***** STUDY MATERIAL *****

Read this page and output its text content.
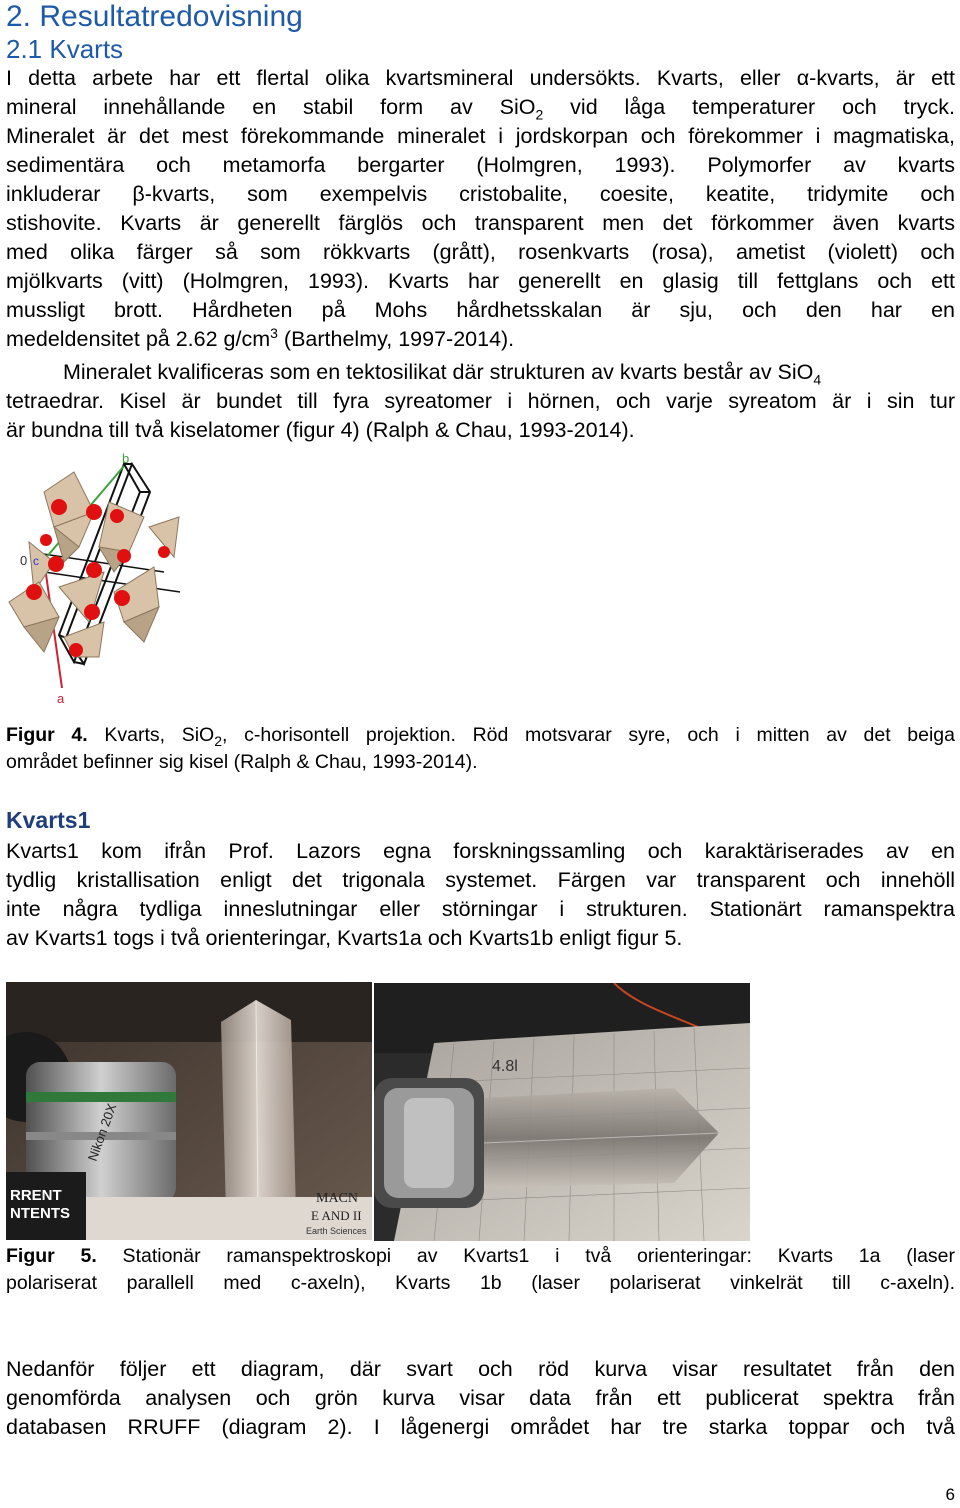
2. Resultatredovisning
2.1 Kvarts
I detta arbete har ett flertal olika kvartsmineral undersökts. Kvarts, eller α-kvarts, är ett
mineral innehållande en stabil form av SiO$_2$ vid låga temperaturer och tryck.
Mineralet är det mest förekommande mineralet i jordskorpan och förekommer i magmatiska,
sedimentära och metamorfa bergarter (Holmgren, 1993). Polymorfer av kvarts
inkluderar β-kvarts, som exempelvis cristobalite, coesite, keatite, tridymite och
stishovite. Kvarts är generellt färglös och transparent men det förkommer även kvarts
med olika färger så som rökkvarts (grått), rosenkvarts (rosa), ametist (violett) och
mjölkvarts (vitt) (Holmgren, 1993). Kvarts har generellt en glasig till fettglans och ett
mussligt brott. Hårdheten på Mohs hårdhetsskalan är sju, och den har en
medeldensitet på 2.62 $g/cm^3$ (Barthelmy, 1997-2014).
Mineralet kvalificeras som en tektosilikat där strukturen av kvarts består av SiO$_4$
tetraedrar. Kisel är bundet till fyra syreatomer i hörnen, och varje syreatom är i sin tur
är bundna till två kiselatomer (figur 4) (Ralph & Chau, 1993-2014).
b
0 c
a
Figur 4. Kvarts, SiO$_2$, c-horisontell projektion. Röd motsvarar syre, och i mitten av det beiga
området befinner sig kisel (Ralph & Chau, 1993-2014).
Kvarts1
Kvarts1 kom ifrån Prof. Lazors egna forskningssamling och karaktäriserades av en
tydlig kristallisation enligt det trigonala systemet. Färgen var transparent och innehöll
inte några tydliga inneslutningar eller störningar i strukturen. Stationärt ramanspektra
av Kvarts1 togs i två orienteringar, Kvarts1a och Kvarts1b enligt figur 5.
Nikon 20X
RRENT
NTENTS
MACN
E AND II
Earth Sciences
4.8l
Figur 5. Stationär ramanspektroskopi av Kvarts1 i två orienteringar: Kvarts 1a (laser
polariserat parallell med c-axeln), Kvarts 1b (laser polariserat vinkelrät till c-axeln).
Nedanför följer ett diagram, där svart och röd kurva visar resultatet från den
genomförda analysen och grön kurva visar data från ett publicerat spektra från
databasen RRUFF (diagram 2). I lågenergi området har tre starka toppar och två
6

*****

TASK ITEM :: Only lines holding the word "generellt" belong in the answer; copy each one from the material.

PROBLEM SOLUTION ::
stishovite. Kvarts är generellt färglös och transparent men det förkommer även kvarts
mjölkvarts (vitt) (Holmgren, 1993). Kvarts har generellt en glasig till fettglans och ett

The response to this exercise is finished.